**GIVEN EXERCISE**
Isolate every line in the records below with "Zgłoszeń" in it.

* Start RECORDS SUPPLIED *

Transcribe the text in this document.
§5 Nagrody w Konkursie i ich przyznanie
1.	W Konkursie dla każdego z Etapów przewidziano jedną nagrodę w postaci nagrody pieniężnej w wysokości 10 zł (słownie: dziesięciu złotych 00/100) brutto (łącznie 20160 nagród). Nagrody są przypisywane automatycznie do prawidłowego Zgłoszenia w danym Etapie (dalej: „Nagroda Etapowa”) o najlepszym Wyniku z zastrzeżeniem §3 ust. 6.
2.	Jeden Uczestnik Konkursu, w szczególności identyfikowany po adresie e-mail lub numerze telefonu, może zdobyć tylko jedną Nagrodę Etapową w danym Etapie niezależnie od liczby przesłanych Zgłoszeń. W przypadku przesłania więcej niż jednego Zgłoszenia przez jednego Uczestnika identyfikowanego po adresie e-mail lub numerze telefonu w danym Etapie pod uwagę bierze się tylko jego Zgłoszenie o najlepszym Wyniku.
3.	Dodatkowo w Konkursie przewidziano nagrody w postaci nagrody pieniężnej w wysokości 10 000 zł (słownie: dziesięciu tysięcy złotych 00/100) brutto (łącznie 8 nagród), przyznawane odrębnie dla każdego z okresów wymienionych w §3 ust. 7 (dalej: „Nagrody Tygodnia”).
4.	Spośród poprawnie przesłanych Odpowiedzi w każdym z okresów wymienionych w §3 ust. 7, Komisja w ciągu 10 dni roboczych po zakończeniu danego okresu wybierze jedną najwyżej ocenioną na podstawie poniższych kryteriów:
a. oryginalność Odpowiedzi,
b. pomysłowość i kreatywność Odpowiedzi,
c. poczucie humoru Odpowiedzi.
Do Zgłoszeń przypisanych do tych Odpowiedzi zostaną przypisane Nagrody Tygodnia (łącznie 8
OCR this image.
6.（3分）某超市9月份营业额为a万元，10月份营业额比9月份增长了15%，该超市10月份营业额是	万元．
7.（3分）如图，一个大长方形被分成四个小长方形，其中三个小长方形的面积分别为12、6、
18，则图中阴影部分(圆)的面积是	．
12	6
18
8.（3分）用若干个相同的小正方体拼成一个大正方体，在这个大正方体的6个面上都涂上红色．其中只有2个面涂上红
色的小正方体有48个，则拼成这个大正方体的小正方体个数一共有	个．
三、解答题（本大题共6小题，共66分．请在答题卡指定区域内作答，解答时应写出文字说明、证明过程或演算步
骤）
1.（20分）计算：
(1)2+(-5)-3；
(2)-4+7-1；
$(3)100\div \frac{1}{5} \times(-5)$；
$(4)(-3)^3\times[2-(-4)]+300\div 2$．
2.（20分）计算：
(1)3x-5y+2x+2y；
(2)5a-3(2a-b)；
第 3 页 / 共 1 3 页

* End RECORDS SUPPLIED *

**RESULT OF THE TASK**
2.	Jeden Uczestnik Konkursu, w szczególności identyfikowany po adresie e-mail lub numerze telefonu, może zdobyć tylko jedną Nagrodę Etapową w danym Etapie niezależnie od liczby przesłanych Zgłoszeń. W przypadku przesłania więcej niż jednego Zgłoszenia przez jednego Uczestnika identyfikowanego po adresie e-mail lub numerze telefonu w danym Etapie pod uwagę bierze się tylko jego Zgłoszenie o najlepszym Wyniku.
Do Zgłoszeń przypisanych do tych Odpowiedzi zostaną przypisane Nagrody Tygodnia (łącznie 8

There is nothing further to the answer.